● Description of the task: Pull out every line with the word "winfsp" from the entries below.

● Stored data:
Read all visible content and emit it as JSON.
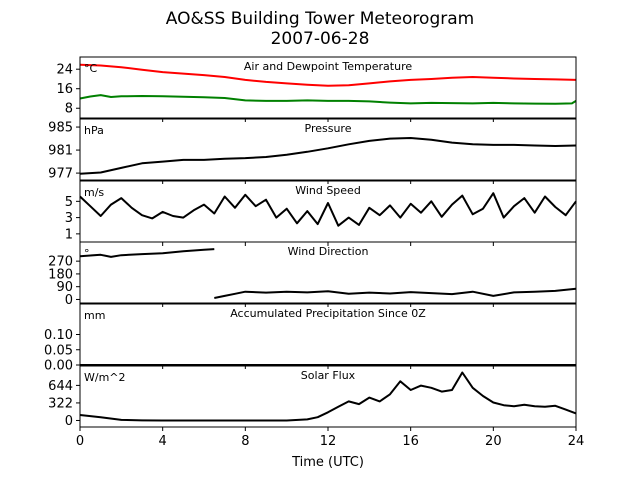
{
  "figure": {
    "title_line1": "AO&SS Building Tower Meteorogram",
    "title_line2": "2007-06-28",
    "xlabel": "Time (UTC)"
  },
  "chart_data": [
    {
      "type": "line",
      "title": "Air and Dewpoint Temperature",
      "unit": "°C",
      "xlim": [
        0,
        24
      ],
      "ylim": [
        4,
        29
      ],
      "yticks": [
        8,
        16,
        24
      ],
      "series": [
        {
          "color": "#ff0000",
          "points": [
            [
              0,
              25.8
            ],
            [
              1,
              25.5
            ],
            [
              2,
              24.8
            ],
            [
              3,
              23.8
            ],
            [
              4,
              22.8
            ],
            [
              5,
              22.2
            ],
            [
              6,
              21.6
            ],
            [
              7,
              20.8
            ],
            [
              8,
              19.6
            ],
            [
              9,
              18.8
            ],
            [
              10,
              18.2
            ],
            [
              11,
              17.6
            ],
            [
              12,
              17.2
            ],
            [
              13,
              17.4
            ],
            [
              14,
              18.2
            ],
            [
              15,
              19.0
            ],
            [
              16,
              19.6
            ],
            [
              17,
              20.0
            ],
            [
              18,
              20.5
            ],
            [
              19,
              20.8
            ],
            [
              20,
              20.5
            ],
            [
              21,
              20.2
            ],
            [
              22,
              20.0
            ],
            [
              23,
              19.8
            ],
            [
              24,
              19.6
            ]
          ]
        },
        {
          "color": "#008000",
          "points": [
            [
              0,
              12.0
            ],
            [
              0.5,
              12.8
            ],
            [
              1,
              13.4
            ],
            [
              1.5,
              12.6
            ],
            [
              2,
              12.9
            ],
            [
              3,
              13.0
            ],
            [
              4,
              12.9
            ],
            [
              5,
              12.7
            ],
            [
              6,
              12.5
            ],
            [
              7,
              12.2
            ],
            [
              8,
              11.2
            ],
            [
              9,
              11.0
            ],
            [
              10,
              11.0
            ],
            [
              11,
              11.2
            ],
            [
              12,
              11.0
            ],
            [
              13,
              11.0
            ],
            [
              14,
              10.8
            ],
            [
              15,
              10.3
            ],
            [
              16,
              10.0
            ],
            [
              17,
              10.2
            ],
            [
              18,
              10.1
            ],
            [
              19,
              10.0
            ],
            [
              20,
              10.2
            ],
            [
              21,
              10.0
            ],
            [
              22,
              9.9
            ],
            [
              23,
              9.8
            ],
            [
              23.8,
              10.0
            ],
            [
              24,
              11.0
            ]
          ]
        }
      ]
    },
    {
      "type": "line",
      "title": "Pressure",
      "unit": "hPa",
      "xlim": [
        0,
        24
      ],
      "ylim": [
        975.8,
        986.4
      ],
      "yticks": [
        977,
        981,
        985
      ],
      "series": [
        {
          "color": "#000000",
          "points": [
            [
              0,
              976.9
            ],
            [
              1,
              977.1
            ],
            [
              2,
              977.9
            ],
            [
              3,
              978.7
            ],
            [
              4,
              979.0
            ],
            [
              5,
              979.3
            ],
            [
              6,
              979.3
            ],
            [
              7,
              979.5
            ],
            [
              8,
              979.6
            ],
            [
              9,
              979.8
            ],
            [
              10,
              980.2
            ],
            [
              11,
              980.7
            ],
            [
              12,
              981.3
            ],
            [
              13,
              982.0
            ],
            [
              14,
              982.6
            ],
            [
              15,
              983.0
            ],
            [
              16,
              983.1
            ],
            [
              17,
              982.8
            ],
            [
              18,
              982.3
            ],
            [
              19,
              982.0
            ],
            [
              20,
              981.9
            ],
            [
              21,
              981.9
            ],
            [
              22,
              981.8
            ],
            [
              23,
              981.7
            ],
            [
              24,
              981.8
            ]
          ]
        }
      ]
    },
    {
      "type": "line",
      "title": "Wind Speed",
      "unit": "m/s",
      "xlim": [
        0,
        24
      ],
      "ylim": [
        0,
        7.5
      ],
      "yticks": [
        1,
        3,
        5
      ],
      "series": [
        {
          "color": "#000000",
          "points": [
            [
              0,
              5.6
            ],
            [
              0.5,
              4.4
            ],
            [
              1,
              3.2
            ],
            [
              1.5,
              4.6
            ],
            [
              2,
              5.4
            ],
            [
              2.5,
              4.2
            ],
            [
              3,
              3.3
            ],
            [
              3.5,
              2.9
            ],
            [
              4,
              3.7
            ],
            [
              4.5,
              3.2
            ],
            [
              5,
              3.0
            ],
            [
              5.5,
              3.9
            ],
            [
              6,
              4.6
            ],
            [
              6.5,
              3.5
            ],
            [
              7,
              5.6
            ],
            [
              7.5,
              4.2
            ],
            [
              8,
              5.8
            ],
            [
              8.5,
              4.4
            ],
            [
              9,
              5.2
            ],
            [
              9.5,
              3.0
            ],
            [
              10,
              4.1
            ],
            [
              10.5,
              2.3
            ],
            [
              11,
              3.8
            ],
            [
              11.5,
              2.2
            ],
            [
              12,
              4.8
            ],
            [
              12.5,
              2.0
            ],
            [
              13,
              3.0
            ],
            [
              13.5,
              2.1
            ],
            [
              14,
              4.2
            ],
            [
              14.5,
              3.3
            ],
            [
              15,
              4.5
            ],
            [
              15.5,
              3.0
            ],
            [
              16,
              4.7
            ],
            [
              16.5,
              3.6
            ],
            [
              17,
              5.0
            ],
            [
              17.5,
              3.1
            ],
            [
              18,
              4.6
            ],
            [
              18.5,
              5.7
            ],
            [
              19,
              3.4
            ],
            [
              19.5,
              4.1
            ],
            [
              20,
              6.0
            ],
            [
              20.5,
              3.0
            ],
            [
              21,
              4.4
            ],
            [
              21.5,
              5.4
            ],
            [
              22,
              3.6
            ],
            [
              22.5,
              5.6
            ],
            [
              23,
              4.3
            ],
            [
              23.5,
              3.3
            ],
            [
              24,
              5.0
            ]
          ]
        }
      ]
    },
    {
      "type": "line",
      "title": "Wind Direction",
      "unit": "°",
      "xlim": [
        0,
        24
      ],
      "ylim": [
        -25,
        405
      ],
      "yticks": [
        0,
        90,
        180,
        270
      ],
      "series": [
        {
          "color": "#000000",
          "points": [
            [
              0,
              305
            ],
            [
              1,
              315
            ],
            [
              1.5,
              300
            ],
            [
              2,
              312
            ],
            [
              3,
              320
            ],
            [
              4,
              325
            ],
            [
              5,
              340
            ],
            [
              5.5,
              345
            ],
            [
              6,
              350
            ],
            [
              6.5,
              355
            ]
          ]
        },
        {
          "color": "#000000",
          "points": [
            [
              6.5,
              10
            ],
            [
              7,
              25
            ],
            [
              7.5,
              40
            ],
            [
              8,
              55
            ],
            [
              9,
              48
            ],
            [
              10,
              55
            ],
            [
              11,
              50
            ],
            [
              12,
              58
            ],
            [
              13,
              40
            ],
            [
              14,
              48
            ],
            [
              15,
              42
            ],
            [
              16,
              52
            ],
            [
              17,
              45
            ],
            [
              18,
              38
            ],
            [
              19,
              55
            ],
            [
              20,
              25
            ],
            [
              21,
              50
            ],
            [
              22,
              55
            ],
            [
              23,
              60
            ],
            [
              24,
              75
            ]
          ]
        }
      ]
    },
    {
      "type": "line",
      "title": "Accumulated Precipitation Since 0Z",
      "unit": "mm",
      "xlim": [
        0,
        24
      ],
      "ylim": [
        0,
        0.2
      ],
      "yticks": [
        0.0,
        0.05,
        0.1
      ],
      "series": [
        {
          "color": "#000000",
          "points": [
            [
              0,
              0.0
            ],
            [
              24,
              0.0
            ]
          ]
        }
      ]
    },
    {
      "type": "line",
      "title": "Solar Flux",
      "unit": "W/m^2",
      "xlim": [
        0,
        24
      ],
      "ylim": [
        -120,
        1000
      ],
      "yticks": [
        0,
        322,
        644
      ],
      "series": [
        {
          "color": "#000000",
          "points": [
            [
              0,
              100
            ],
            [
              1,
              60
            ],
            [
              2,
              10
            ],
            [
              3,
              2
            ],
            [
              4,
              0
            ],
            [
              5,
              0
            ],
            [
              6,
              0
            ],
            [
              7,
              0
            ],
            [
              8,
              0
            ],
            [
              9,
              0
            ],
            [
              10,
              0
            ],
            [
              11,
              20
            ],
            [
              11.5,
              60
            ],
            [
              12,
              150
            ],
            [
              12.5,
              250
            ],
            [
              13,
              350
            ],
            [
              13.5,
              300
            ],
            [
              14,
              420
            ],
            [
              14.5,
              350
            ],
            [
              15,
              480
            ],
            [
              15.5,
              720
            ],
            [
              16,
              560
            ],
            [
              16.5,
              640
            ],
            [
              17,
              600
            ],
            [
              17.5,
              530
            ],
            [
              18,
              560
            ],
            [
              18.5,
              880
            ],
            [
              19,
              600
            ],
            [
              19.5,
              450
            ],
            [
              20,
              330
            ],
            [
              20.5,
              280
            ],
            [
              21,
              260
            ],
            [
              21.5,
              290
            ],
            [
              22,
              260
            ],
            [
              22.5,
              250
            ],
            [
              23,
              270
            ],
            [
              23.5,
              200
            ],
            [
              24,
              130
            ]
          ]
        }
      ]
    }
  ]
}
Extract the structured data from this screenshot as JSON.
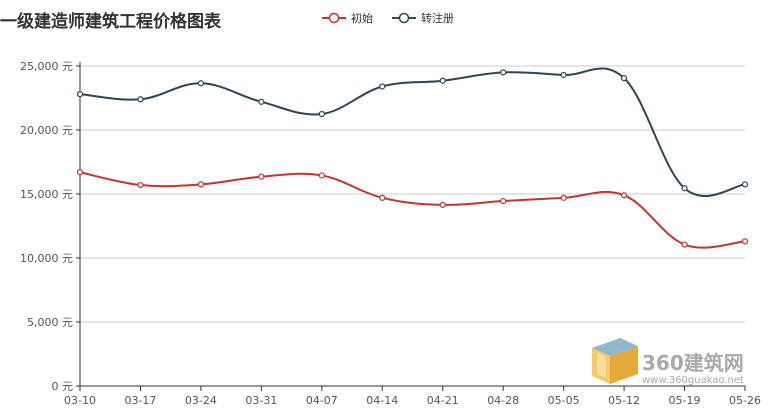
{
  "chart_data": {
    "type": "line",
    "title": "一级建造师建筑工程价格图表",
    "categories": [
      "03-10",
      "03-17",
      "03-24",
      "03-31",
      "04-07",
      "04-14",
      "04-21",
      "04-28",
      "05-05",
      "05-12",
      "05-19",
      "05-26"
    ],
    "series": [
      {
        "name": "初始",
        "color": "#c23531",
        "values": [
          16700,
          15700,
          15750,
          16350,
          16450,
          14700,
          14150,
          14450,
          14700,
          14900,
          11050,
          11300
        ]
      },
      {
        "name": "转注册",
        "color": "#2f4554",
        "values": [
          22800,
          22400,
          23650,
          22200,
          21250,
          23400,
          23850,
          24500,
          24300,
          24050,
          15450,
          15750
        ]
      }
    ],
    "ylim": [
      0,
      25000
    ],
    "yticks": [
      0,
      5000,
      10000,
      15000,
      20000,
      25000
    ],
    "ytick_labels": [
      "0 元",
      "5,000 元",
      "10,000 元",
      "15,000 元",
      "20,000 元",
      "25,000 元"
    ],
    "grid": true,
    "legend_position": "top"
  },
  "watermark": {
    "brand": "360建筑网",
    "url": "www.360guakao.net"
  }
}
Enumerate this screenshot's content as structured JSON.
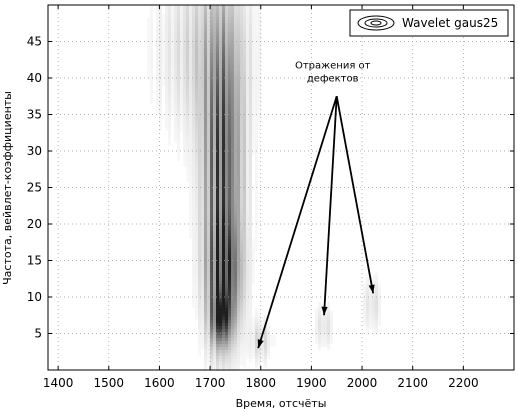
{
  "chart_data": {
    "type": "heatmap",
    "title": "",
    "xlabel": "Время, отсчёты",
    "ylabel": "Частота, вейвлет-коэффициенты",
    "xlim": [
      1380,
      2300
    ],
    "ylim": [
      0,
      50
    ],
    "xticks": [
      1400,
      1500,
      1600,
      1700,
      1800,
      1900,
      2000,
      2100,
      2200
    ],
    "yticks": [
      5,
      10,
      15,
      20,
      25,
      30,
      35,
      40,
      45
    ],
    "grid": true,
    "legend": {
      "position": "top-right",
      "entries": [
        "Wavelet gaus25"
      ]
    },
    "annotation": {
      "text_lines": [
        "Отражения от",
        "дефектов"
      ],
      "source": {
        "x": 1950,
        "y": 37.5
      },
      "targets": [
        {
          "x": 1795,
          "y": 3
        },
        {
          "x": 1925,
          "y": 7.5
        },
        {
          "x": 2022,
          "y": 10.5
        }
      ]
    },
    "series": [
      {
        "center_x": 1725,
        "center_y": 28,
        "spread_x": 26,
        "spread_y": 13,
        "oscillation_period_x": 11,
        "intensity": 1.0
      },
      {
        "center_x": 1728,
        "center_y": 13,
        "spread_x": 22,
        "spread_y": 5,
        "oscillation_period_x": 12,
        "intensity": 0.8
      },
      {
        "center_x": 1722,
        "center_y": 7,
        "spread_x": 14,
        "spread_y": 2.5,
        "oscillation_period_x": 10,
        "intensity": 0.9
      },
      {
        "center_x": 1690,
        "center_y": 44,
        "spread_x": 60,
        "spread_y": 8,
        "oscillation_period_x": 18,
        "intensity": 0.25
      },
      {
        "center_x": 1800,
        "center_y": 4,
        "spread_x": 14,
        "spread_y": 2,
        "oscillation_period_x": 9,
        "intensity": 0.22
      },
      {
        "center_x": 1925,
        "center_y": 6,
        "spread_x": 10,
        "spread_y": 2,
        "oscillation_period_x": 8,
        "intensity": 0.2
      },
      {
        "center_x": 2020,
        "center_y": 9,
        "spread_x": 10,
        "spread_y": 2.5,
        "oscillation_period_x": 8,
        "intensity": 0.2
      }
    ]
  }
}
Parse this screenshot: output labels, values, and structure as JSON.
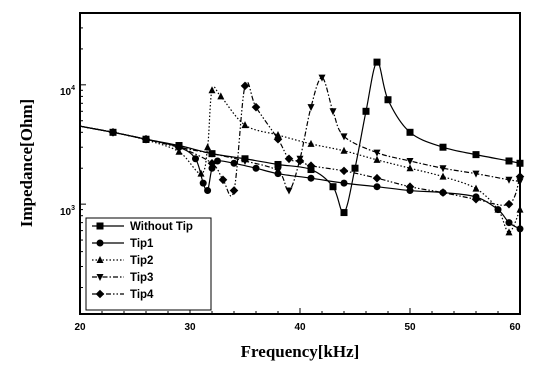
{
  "chart_data": {
    "type": "line",
    "xlabel": "Frequency[kHz]",
    "ylabel": "Impedance[Ohm]",
    "x_scale": "linear",
    "y_scale": "log",
    "xlim": [
      20,
      60
    ],
    "ylim": [
      120,
      40000
    ],
    "x_ticks": [
      20,
      30,
      40,
      50,
      60
    ],
    "y_ticks": [
      {
        "base": "10",
        "exp": "3",
        "value": 1000
      },
      {
        "base": "10",
        "exp": "4",
        "value": 10000
      }
    ],
    "legend_position": "bottom-left",
    "series": [
      {
        "name": "Without Tip",
        "marker": "square",
        "line_style": "solid",
        "x": [
          20,
          23,
          26,
          29,
          32,
          35,
          38,
          41,
          43,
          44,
          45,
          46,
          47,
          48,
          50,
          53,
          56,
          59,
          60
        ],
        "y": [
          4500,
          4000,
          3500,
          3100,
          2650,
          2400,
          2150,
          1950,
          1400,
          850,
          2000,
          6000,
          15500,
          7500,
          4000,
          3000,
          2600,
          2300,
          2200
        ]
      },
      {
        "name": "Tip1",
        "marker": "circle",
        "line_style": "solid",
        "x": [
          20,
          23,
          26,
          29,
          30.5,
          31.2,
          31.6,
          32,
          32.5,
          34,
          36,
          38,
          41,
          44,
          47,
          50,
          53,
          56,
          58,
          59,
          60
        ],
        "y": [
          4500,
          4000,
          3500,
          3000,
          2400,
          1500,
          1300,
          2000,
          2300,
          2200,
          2000,
          1800,
          1650,
          1500,
          1400,
          1300,
          1250,
          1150,
          900,
          700,
          620
        ]
      },
      {
        "name": "Tip2",
        "marker": "triangle-up",
        "line_style": "dotted",
        "x": [
          20,
          23,
          26,
          29,
          31,
          31.6,
          32,
          32.8,
          35,
          38,
          41,
          44,
          47,
          50,
          53,
          56,
          58,
          59,
          60
        ],
        "y": [
          4500,
          4000,
          3450,
          2750,
          1800,
          3000,
          9000,
          8000,
          4600,
          3800,
          3200,
          2800,
          2350,
          2000,
          1700,
          1350,
          900,
          580,
          900
        ]
      },
      {
        "name": "Tip3",
        "marker": "triangle-down",
        "line_style": "dash-dot",
        "x": [
          20,
          23,
          26,
          29,
          32,
          35,
          38,
          39,
          40,
          41,
          42,
          43,
          44,
          47,
          50,
          53,
          56,
          59,
          60
        ],
        "y": [
          4500,
          4000,
          3500,
          3000,
          2650,
          2300,
          1900,
          1300,
          2400,
          6500,
          11500,
          6000,
          3700,
          2700,
          2300,
          2000,
          1800,
          1600,
          1550
        ]
      },
      {
        "name": "Tip4",
        "marker": "diamond",
        "line_style": "dash-dot-dot",
        "x": [
          20,
          23,
          26,
          29,
          32,
          33,
          34,
          35,
          36,
          38,
          39,
          40,
          41,
          44,
          47,
          50,
          53,
          56,
          59,
          60
        ],
        "y": [
          4500,
          4000,
          3500,
          3000,
          2200,
          1600,
          1300,
          9800,
          6500,
          3500,
          2400,
          2300,
          2100,
          1900,
          1650,
          1400,
          1250,
          1100,
          1000,
          1700
        ]
      }
    ]
  }
}
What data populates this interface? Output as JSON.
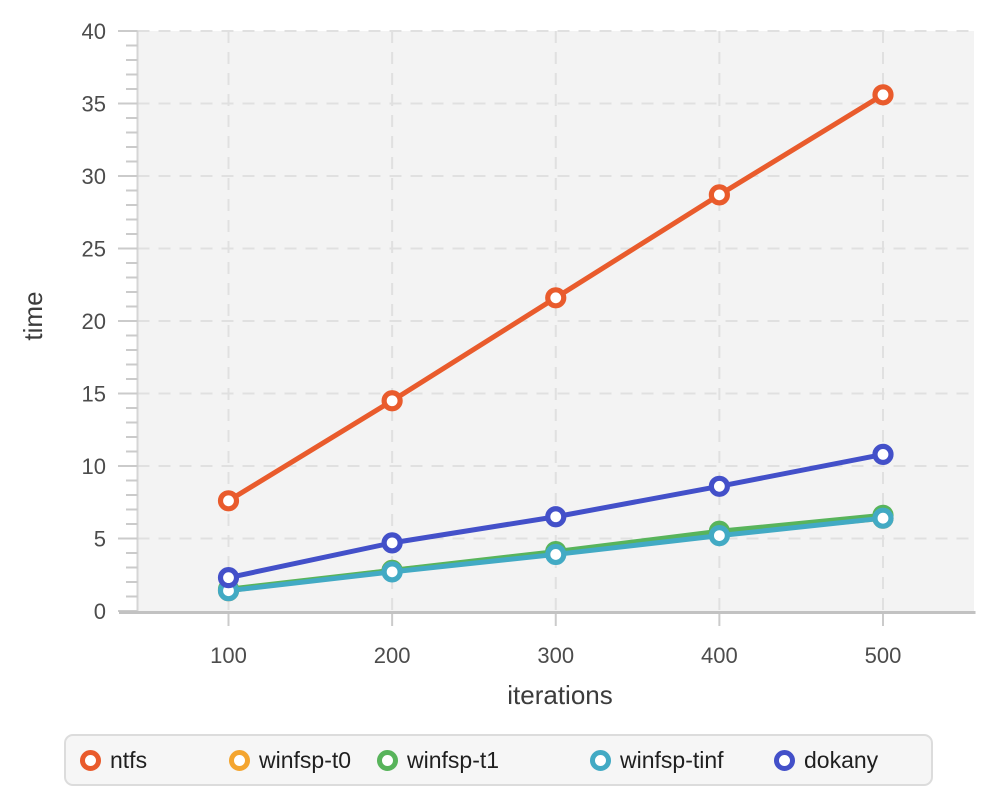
{
  "chart_data": {
    "type": "line",
    "title": "",
    "xlabel": "iterations",
    "ylabel": "time",
    "x": [
      100,
      200,
      300,
      400,
      500
    ],
    "xticks": [
      "100",
      "200",
      "300",
      "400",
      "500"
    ],
    "yticks": [
      0,
      5,
      10,
      15,
      20,
      25,
      30,
      35,
      40
    ],
    "ylim": [
      0,
      40
    ],
    "grid": true,
    "grid_style": "dashed",
    "legend_position": "bottom",
    "marker": "open-circle",
    "series": [
      {
        "name": "ntfs",
        "color": "#e95b2c",
        "values": [
          7.6,
          14.5,
          21.6,
          28.7,
          35.6
        ]
      },
      {
        "name": "winfsp-t0",
        "color": "#f4a52f",
        "values": [
          1.4,
          2.8,
          4.0,
          5.3,
          6.4
        ]
      },
      {
        "name": "winfsp-t1",
        "color": "#58b45b",
        "values": [
          1.5,
          2.8,
          4.1,
          5.5,
          6.6
        ]
      },
      {
        "name": "winfsp-tinf",
        "color": "#42aac4",
        "values": [
          1.4,
          2.7,
          3.9,
          5.2,
          6.4
        ]
      },
      {
        "name": "dokany",
        "color": "#4350c9",
        "values": [
          2.3,
          4.7,
          6.5,
          8.6,
          10.8
        ]
      }
    ]
  },
  "styles": {
    "plot_background": "#f3f3f3",
    "gridline_color": "#e0e0e0",
    "axis_line_color": "#c2c2c2",
    "left_edge_color": "#d5d5d5",
    "tick_color": "#cbcbcb",
    "tick_label_color": "#4c4c4c",
    "axis_title_color": "#3c3c3c",
    "legend_background": "#f6f6f6",
    "legend_border": "#dcdcdc",
    "legend_text_color": "#1f1f1f"
  }
}
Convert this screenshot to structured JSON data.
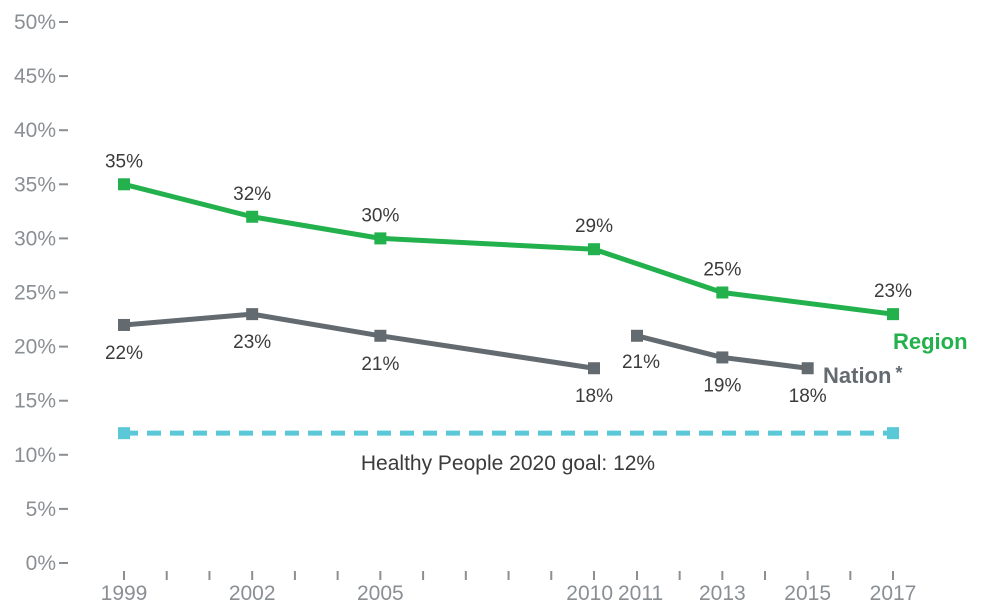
{
  "chart_data": {
    "type": "line",
    "x_positions": [
      "1999",
      "2000",
      "2001",
      "2002",
      "2003",
      "2004",
      "2005",
      "2006",
      "2007",
      "2008",
      "2009",
      "2010",
      "2011",
      "2012",
      "2013",
      "2014",
      "2015",
      "2016",
      "2017"
    ],
    "x_tick_labels": [
      "1999",
      "2002",
      "2005",
      "2010",
      "2011",
      "2013",
      "2015",
      "2017"
    ],
    "y_ticks": [
      "0%",
      "5%",
      "10%",
      "15%",
      "20%",
      "25%",
      "30%",
      "35%",
      "40%",
      "45%",
      "50%"
    ],
    "ylim": [
      0,
      50
    ],
    "grid": false,
    "series": [
      {
        "name": "Region",
        "color": "#22b14c",
        "segments": [
          {
            "x": [
              1999,
              2002,
              2005,
              2010,
              2013,
              2017
            ],
            "values": [
              35,
              32,
              30,
              29,
              25,
              23
            ],
            "labels": [
              "35%",
              "32%",
              "30%",
              "29%",
              "25%",
              "23%"
            ]
          }
        ]
      },
      {
        "name": "Nation",
        "marker": "*",
        "color": "#636b71",
        "segments": [
          {
            "x": [
              1999,
              2002,
              2005,
              2010
            ],
            "values": [
              22,
              23,
              21,
              18
            ],
            "labels": [
              "22%",
              "23%",
              "21%",
              "18%"
            ]
          },
          {
            "x": [
              2011,
              2013,
              2015
            ],
            "values": [
              21,
              19,
              18
            ],
            "labels": [
              "21%",
              "19%",
              "18%"
            ]
          }
        ]
      }
    ],
    "goal": {
      "label": "Healthy People 2020 goal: 12%",
      "value": 12,
      "x": [
        1999,
        2017
      ],
      "color": "#5bc8d8"
    }
  }
}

● Solved problem:
        "name": "winfsp-t0",
        "name": "winfsp-t1",
        "name": "winfsp-tinf",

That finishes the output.